Description of the task ->
Find each line with the word "after" and say how many there are, nothing else.

Material ->
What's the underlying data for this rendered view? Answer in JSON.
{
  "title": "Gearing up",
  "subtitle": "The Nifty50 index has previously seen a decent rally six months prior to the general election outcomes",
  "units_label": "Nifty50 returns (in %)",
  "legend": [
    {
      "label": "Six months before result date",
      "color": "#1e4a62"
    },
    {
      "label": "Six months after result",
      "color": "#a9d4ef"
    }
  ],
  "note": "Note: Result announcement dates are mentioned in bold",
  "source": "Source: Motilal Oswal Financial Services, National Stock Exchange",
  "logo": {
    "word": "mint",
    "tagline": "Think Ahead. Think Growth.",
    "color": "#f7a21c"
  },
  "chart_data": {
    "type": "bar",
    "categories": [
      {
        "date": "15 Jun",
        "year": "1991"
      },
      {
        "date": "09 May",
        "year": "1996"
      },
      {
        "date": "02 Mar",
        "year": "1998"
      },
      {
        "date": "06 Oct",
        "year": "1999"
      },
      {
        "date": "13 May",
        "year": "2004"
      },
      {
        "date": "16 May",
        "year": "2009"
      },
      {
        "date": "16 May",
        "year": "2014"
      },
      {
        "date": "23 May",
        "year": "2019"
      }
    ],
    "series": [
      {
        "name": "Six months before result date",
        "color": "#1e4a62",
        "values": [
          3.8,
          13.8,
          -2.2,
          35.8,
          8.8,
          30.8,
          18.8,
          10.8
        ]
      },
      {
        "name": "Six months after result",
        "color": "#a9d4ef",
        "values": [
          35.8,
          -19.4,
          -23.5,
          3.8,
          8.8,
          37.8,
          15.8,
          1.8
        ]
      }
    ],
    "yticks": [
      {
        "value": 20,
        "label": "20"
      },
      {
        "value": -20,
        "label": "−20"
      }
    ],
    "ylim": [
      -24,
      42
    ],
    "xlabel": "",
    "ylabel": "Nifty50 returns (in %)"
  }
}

Solution to this problem ->
2